Data entries:
-- begin --
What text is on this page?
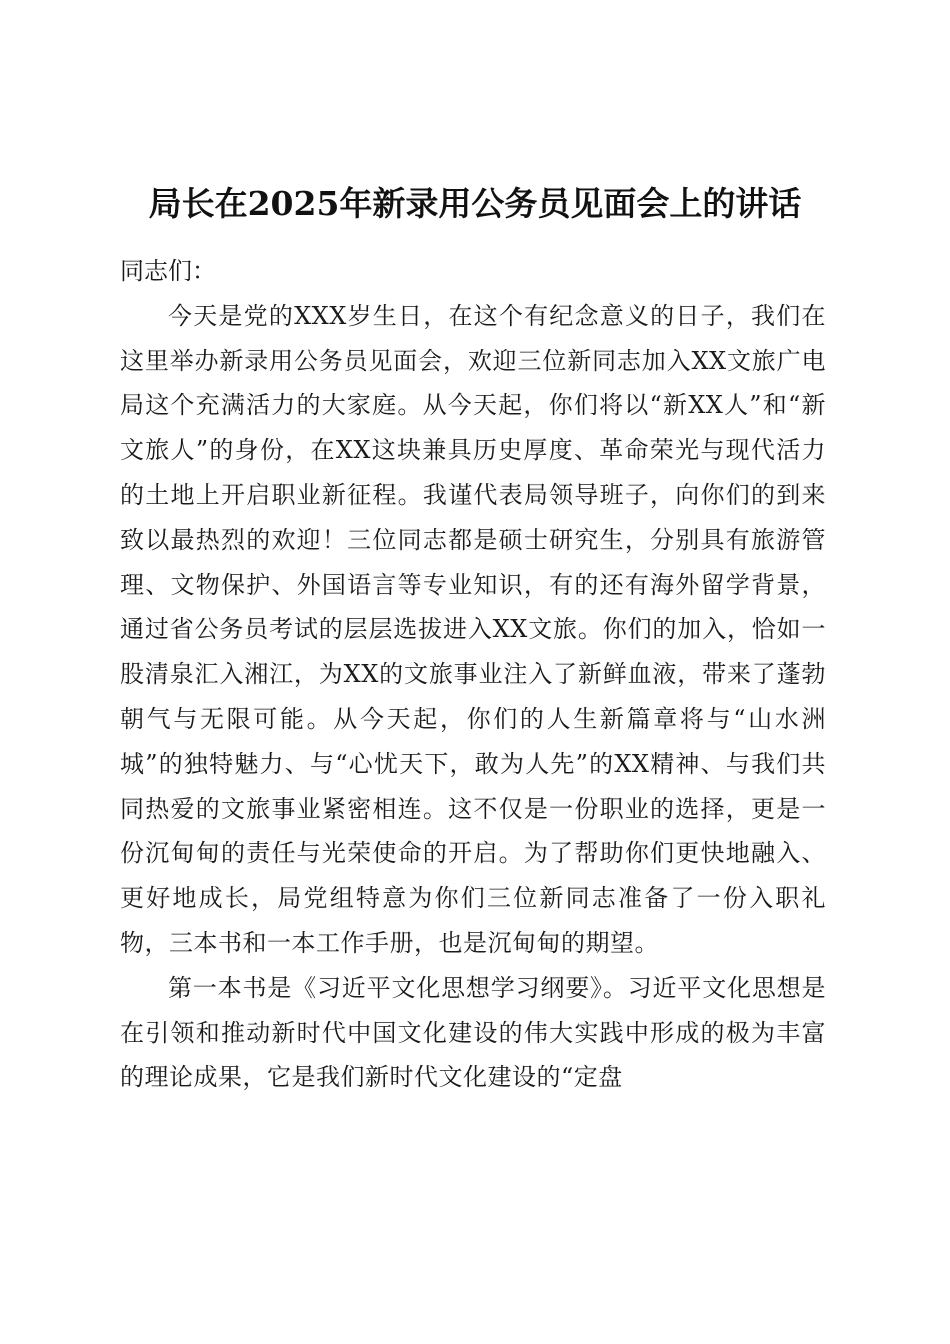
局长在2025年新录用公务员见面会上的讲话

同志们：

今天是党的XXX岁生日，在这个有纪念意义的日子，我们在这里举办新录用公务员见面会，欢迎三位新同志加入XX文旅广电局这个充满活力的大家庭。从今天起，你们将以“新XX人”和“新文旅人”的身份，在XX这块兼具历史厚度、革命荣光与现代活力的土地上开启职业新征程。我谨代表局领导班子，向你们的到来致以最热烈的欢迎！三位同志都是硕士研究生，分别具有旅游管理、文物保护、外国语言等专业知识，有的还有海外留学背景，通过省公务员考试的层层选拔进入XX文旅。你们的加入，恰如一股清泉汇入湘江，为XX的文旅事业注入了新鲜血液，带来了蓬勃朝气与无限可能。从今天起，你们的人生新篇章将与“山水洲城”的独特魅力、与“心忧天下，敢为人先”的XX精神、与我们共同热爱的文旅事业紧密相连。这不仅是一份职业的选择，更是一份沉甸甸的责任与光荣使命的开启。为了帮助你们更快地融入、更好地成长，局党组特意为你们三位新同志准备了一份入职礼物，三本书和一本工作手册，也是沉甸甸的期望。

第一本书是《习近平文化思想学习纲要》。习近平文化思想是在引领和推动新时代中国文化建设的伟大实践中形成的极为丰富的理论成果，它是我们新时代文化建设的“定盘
-- end --
Transcribe every record above exactly, leaving out the pictures.

▶ _SOLUTION_
What text is on this page?
局长在2025年新录用公务员见面会上的讲话

同志们：

今天是党的XXX岁生日，在这个有纪念意义的日子，我们在这里举办新录用公务员见面会，欢迎三位新同志加入XX文旅广电局这个充满活力的大家庭。从今天起，你们将以“新XX人”和“新文旅人”的身份，在XX这块兼具历史厚度、革命荣光与现代活力的土地上开启职业新征程。我谨代表局领导班子，向你们的到来致以最热烈的欢迎！三位同志都是硕士研究生，分别具有旅游管理、文物保护、外国语言等专业知识，有的还有海外留学背景，通过省公务员考试的层层选拔进入XX文旅。你们的加入，恰如一股清泉汇入湘江，为XX的文旅事业注入了新鲜血液，带来了蓬勃朝气与无限可能。从今天起，你们的人生新篇章将与“山水洲城”的独特魅力、与“心忧天下，敢为人先”的XX精神、与我们共同热爱的文旅事业紧密相连。这不仅是一份职业的选择，更是一份沉甸甸的责任与光荣使命的开启。为了帮助你们更快地融入、更好地成长，局党组特意为你们三位新同志准备了一份入职礼物，三本书和一本工作手册，也是沉甸甸的期望。

第一本书是《习近平文化思想学习纲要》。习近平文化思想是在引领和推动新时代中国文化建设的伟大实践中形成的极为丰富的理论成果，它是我们新时代文化建设的“定盘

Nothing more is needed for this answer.